WORK REQUIRED
Exactly reproduce each line of the listing that follows.

Records from a data source:
"""
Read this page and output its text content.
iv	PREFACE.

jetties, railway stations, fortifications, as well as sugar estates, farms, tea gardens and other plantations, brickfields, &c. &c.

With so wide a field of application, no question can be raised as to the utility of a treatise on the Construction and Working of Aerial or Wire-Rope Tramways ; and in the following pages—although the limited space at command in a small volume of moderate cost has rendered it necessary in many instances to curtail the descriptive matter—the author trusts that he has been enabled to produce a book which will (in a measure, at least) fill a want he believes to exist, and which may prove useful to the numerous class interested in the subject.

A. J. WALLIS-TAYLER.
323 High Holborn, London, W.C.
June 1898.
"""
CORRECT RESULT
Read this page and output its text content.
iv	PREFACE.

jetties, railway stations, fortifications, as well as sugar estates, farms, tea gardens and other plantations, brickfields, &c. &c.

With so wide a field of application, no question can be raised as to the utility of a treatise on the Construction and Working of Aerial or Wire-Rope Tramways ; and in the following pages—although the limited space at command in a small volume of moderate cost has rendered it necessary in many instances to curtail the descriptive matter—the author trusts that he has been enabled to produce a book which will (in a measure, at least) fill a want he believes to exist, and which may prove useful to the numerous class interested in the subject.

A. J. WALLIS-TAYLER.
323 High Holborn, London, W.C.
June 1898.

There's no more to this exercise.